### Data entries
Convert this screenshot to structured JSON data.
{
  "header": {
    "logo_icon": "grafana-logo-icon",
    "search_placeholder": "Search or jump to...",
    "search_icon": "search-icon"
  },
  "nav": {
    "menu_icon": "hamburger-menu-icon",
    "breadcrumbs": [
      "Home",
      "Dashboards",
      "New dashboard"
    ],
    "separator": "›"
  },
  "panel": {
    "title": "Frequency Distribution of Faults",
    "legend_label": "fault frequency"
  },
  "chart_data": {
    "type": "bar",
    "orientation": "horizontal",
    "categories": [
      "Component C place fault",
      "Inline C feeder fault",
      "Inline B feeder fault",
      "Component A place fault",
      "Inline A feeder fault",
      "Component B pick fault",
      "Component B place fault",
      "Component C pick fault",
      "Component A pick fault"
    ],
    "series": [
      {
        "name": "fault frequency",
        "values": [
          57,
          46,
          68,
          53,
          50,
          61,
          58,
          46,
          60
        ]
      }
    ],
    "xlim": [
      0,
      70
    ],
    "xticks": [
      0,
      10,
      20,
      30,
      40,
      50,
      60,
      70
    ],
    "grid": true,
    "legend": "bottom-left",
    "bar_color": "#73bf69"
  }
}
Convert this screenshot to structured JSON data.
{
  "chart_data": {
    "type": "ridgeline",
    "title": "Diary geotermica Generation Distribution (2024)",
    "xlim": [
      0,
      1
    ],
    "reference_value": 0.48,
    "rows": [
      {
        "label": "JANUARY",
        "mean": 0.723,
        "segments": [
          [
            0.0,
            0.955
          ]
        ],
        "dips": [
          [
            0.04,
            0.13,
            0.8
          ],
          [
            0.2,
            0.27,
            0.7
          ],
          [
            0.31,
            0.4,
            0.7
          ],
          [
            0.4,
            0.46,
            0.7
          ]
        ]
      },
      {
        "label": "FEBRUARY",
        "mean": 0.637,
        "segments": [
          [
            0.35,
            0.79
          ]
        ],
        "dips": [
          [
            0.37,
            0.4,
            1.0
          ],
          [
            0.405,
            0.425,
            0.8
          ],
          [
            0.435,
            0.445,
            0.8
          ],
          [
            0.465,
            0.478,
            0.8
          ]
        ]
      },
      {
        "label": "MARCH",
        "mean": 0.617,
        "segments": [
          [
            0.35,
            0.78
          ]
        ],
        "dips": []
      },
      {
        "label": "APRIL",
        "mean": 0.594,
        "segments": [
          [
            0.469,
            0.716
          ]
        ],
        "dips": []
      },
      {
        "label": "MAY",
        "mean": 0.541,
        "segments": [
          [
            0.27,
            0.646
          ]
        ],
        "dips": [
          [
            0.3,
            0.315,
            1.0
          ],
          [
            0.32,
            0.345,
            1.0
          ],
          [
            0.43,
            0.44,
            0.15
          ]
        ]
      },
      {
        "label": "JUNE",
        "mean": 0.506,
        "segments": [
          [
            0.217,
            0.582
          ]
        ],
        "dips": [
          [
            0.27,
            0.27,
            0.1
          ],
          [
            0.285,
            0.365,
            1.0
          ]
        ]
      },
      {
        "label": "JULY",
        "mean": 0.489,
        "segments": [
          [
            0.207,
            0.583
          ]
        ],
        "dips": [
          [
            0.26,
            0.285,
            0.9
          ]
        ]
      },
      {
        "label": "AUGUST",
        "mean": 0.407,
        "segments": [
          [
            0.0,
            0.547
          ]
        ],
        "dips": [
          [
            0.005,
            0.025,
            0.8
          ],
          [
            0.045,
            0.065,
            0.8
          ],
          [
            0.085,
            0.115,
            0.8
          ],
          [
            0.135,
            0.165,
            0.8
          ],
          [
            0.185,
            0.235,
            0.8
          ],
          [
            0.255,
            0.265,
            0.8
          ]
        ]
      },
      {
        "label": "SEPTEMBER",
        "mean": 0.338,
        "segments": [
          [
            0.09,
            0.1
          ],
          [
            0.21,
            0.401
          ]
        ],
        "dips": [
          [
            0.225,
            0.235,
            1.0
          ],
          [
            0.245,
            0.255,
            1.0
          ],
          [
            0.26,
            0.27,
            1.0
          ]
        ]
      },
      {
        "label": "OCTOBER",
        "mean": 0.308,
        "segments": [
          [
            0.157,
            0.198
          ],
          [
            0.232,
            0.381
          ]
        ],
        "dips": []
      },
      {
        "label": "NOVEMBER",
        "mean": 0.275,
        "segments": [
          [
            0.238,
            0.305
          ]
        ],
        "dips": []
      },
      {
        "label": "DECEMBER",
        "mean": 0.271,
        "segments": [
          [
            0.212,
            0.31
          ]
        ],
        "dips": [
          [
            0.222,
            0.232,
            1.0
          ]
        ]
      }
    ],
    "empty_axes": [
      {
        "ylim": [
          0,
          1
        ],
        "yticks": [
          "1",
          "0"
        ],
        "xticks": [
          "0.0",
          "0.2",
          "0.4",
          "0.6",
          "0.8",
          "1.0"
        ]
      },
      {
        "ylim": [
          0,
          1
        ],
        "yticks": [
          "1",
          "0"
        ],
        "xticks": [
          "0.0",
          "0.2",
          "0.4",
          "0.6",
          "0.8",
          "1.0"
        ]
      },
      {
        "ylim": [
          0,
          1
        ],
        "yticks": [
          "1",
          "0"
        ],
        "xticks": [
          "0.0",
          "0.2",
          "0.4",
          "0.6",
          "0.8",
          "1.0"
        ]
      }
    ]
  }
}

### Required task
Return all the data above once more, precisely as given.

### Exercise result
Convert this screenshot to structured JSON data.
{
  "header": {
    "logo_icon": "grafana-logo-icon",
    "search_placeholder": "Search or jump to...",
    "search_icon": "search-icon"
  },
  "nav": {
    "menu_icon": "hamburger-menu-icon",
    "breadcrumbs": [
      "Home",
      "Dashboards",
      "New dashboard"
    ],
    "separator": "›"
  },
  "panel": {
    "title": "Frequency Distribution of Faults",
    "legend_label": "fault frequency"
  },
  "chart_data": {
    "type": "bar",
    "orientation": "horizontal",
    "categories": [
      "Component C place fault",
      "Inline C feeder fault",
      "Inline B feeder fault",
      "Component A place fault",
      "Inline A feeder fault",
      "Component B pick fault",
      "Component B place fault",
      "Component C pick fault",
      "Component A pick fault"
    ],
    "series": [
      {
        "name": "fault frequency",
        "values": [
          57,
          46,
          68,
          53,
          50,
          61,
          58,
          46,
          60
        ]
      }
    ],
    "xlim": [
      0,
      70
    ],
    "xticks": [
      0,
      10,
      20,
      30,
      40,
      50,
      60,
      70
    ],
    "grid": true,
    "legend": "bottom-left",
    "bar_color": "#73bf69"
  }
}
Convert this screenshot to structured JSON data.
{
  "chart_data": {
    "type": "ridgeline",
    "title": "Diary geotermica Generation Distribution (2024)",
    "xlim": [
      0,
      1
    ],
    "reference_value": 0.48,
    "rows": [
      {
        "label": "JANUARY",
        "mean": 0.723,
        "segments": [
          [
            0.0,
            0.955
          ]
        ],
        "dips": [
          [
            0.04,
            0.13,
            0.8
          ],
          [
            0.2,
            0.27,
            0.7
          ],
          [
            0.31,
            0.4,
            0.7
          ],
          [
            0.4,
            0.46,
            0.7
          ]
        ]
      },
      {
        "label": "FEBRUARY",
        "mean": 0.637,
        "segments": [
          [
            0.35,
            0.79
          ]
        ],
        "dips": [
          [
            0.37,
            0.4,
            1.0
          ],
          [
            0.405,
            0.425,
            0.8
          ],
          [
            0.435,
            0.445,
            0.8
          ],
          [
            0.465,
            0.478,
            0.8
          ]
        ]
      },
      {
        "label": "MARCH",
        "mean": 0.617,
        "segments": [
          [
            0.35,
            0.78
          ]
        ],
        "dips": []
      },
      {
        "label": "APRIL",
        "mean": 0.594,
        "segments": [
          [
            0.469,
            0.716
          ]
        ],
        "dips": []
      },
      {
        "label": "MAY",
        "mean": 0.541,
        "segments": [
          [
            0.27,
            0.646
          ]
        ],
        "dips": [
          [
            0.3,
            0.315,
            1.0
          ],
          [
            0.32,
            0.345,
            1.0
          ],
          [
            0.43,
            0.44,
            0.15
          ]
        ]
      },
      {
        "label": "JUNE",
        "mean": 0.506,
        "segments": [
          [
            0.217,
            0.582
          ]
        ],
        "dips": [
          [
            0.27,
            0.27,
            0.1
          ],
          [
            0.285,
            0.365,
            1.0
          ]
        ]
      },
      {
        "label": "JULY",
        "mean": 0.489,
        "segments": [
          [
            0.207,
            0.583
          ]
        ],
        "dips": [
          [
            0.26,
            0.285,
            0.9
          ]
        ]
      },
      {
        "label": "AUGUST",
        "mean": 0.407,
        "segments": [
          [
            0.0,
            0.547
          ]
        ],
        "dips": [
          [
            0.005,
            0.025,
            0.8
          ],
          [
            0.045,
            0.065,
            0.8
          ],
          [
            0.085,
            0.115,
            0.8
          ],
          [
            0.135,
            0.165,
            0.8
          ],
          [
            0.185,
            0.235,
            0.8
          ],
          [
            0.255,
            0.265,
            0.8
          ]
        ]
      },
      {
        "label": "SEPTEMBER",
        "mean": 0.338,
        "segments": [
          [
            0.09,
            0.1
          ],
          [
            0.21,
            0.401
          ]
        ],
        "dips": [
          [
            0.225,
            0.235,
            1.0
          ],
          [
            0.245,
            0.255,
            1.0
          ],
          [
            0.26,
            0.27,
            1.0
          ]
        ]
      },
      {
        "label": "OCTOBER",
        "mean": 0.308,
        "segments": [
          [
            0.157,
            0.198
          ],
          [
            0.232,
            0.381
          ]
        ],
        "dips": []
      },
      {
        "label": "NOVEMBER",
        "mean": 0.275,
        "segments": [
          [
            0.238,
            0.305
          ]
        ],
        "dips": []
      },
      {
        "label": "DECEMBER",
        "mean": 0.271,
        "segments": [
          [
            0.212,
            0.31
          ]
        ],
        "dips": [
          [
            0.222,
            0.232,
            1.0
          ]
        ]
      }
    ],
    "empty_axes": [
      {
        "ylim": [
          0,
          1
        ],
        "yticks": [
          "1",
          "0"
        ],
        "xticks": [
          "0.0",
          "0.2",
          "0.4",
          "0.6",
          "0.8",
          "1.0"
        ]
      },
      {
        "ylim": [
          0,
          1
        ],
        "yticks": [
          "1",
          "0"
        ],
        "xticks": [
          "0.0",
          "0.2",
          "0.4",
          "0.6",
          "0.8",
          "1.0"
        ]
      },
      {
        "ylim": [
          0,
          1
        ],
        "yticks": [
          "1",
          "0"
        ],
        "xticks": [
          "0.0",
          "0.2",
          "0.4",
          "0.6",
          "0.8",
          "1.0"
        ]
      }
    ]
  }
}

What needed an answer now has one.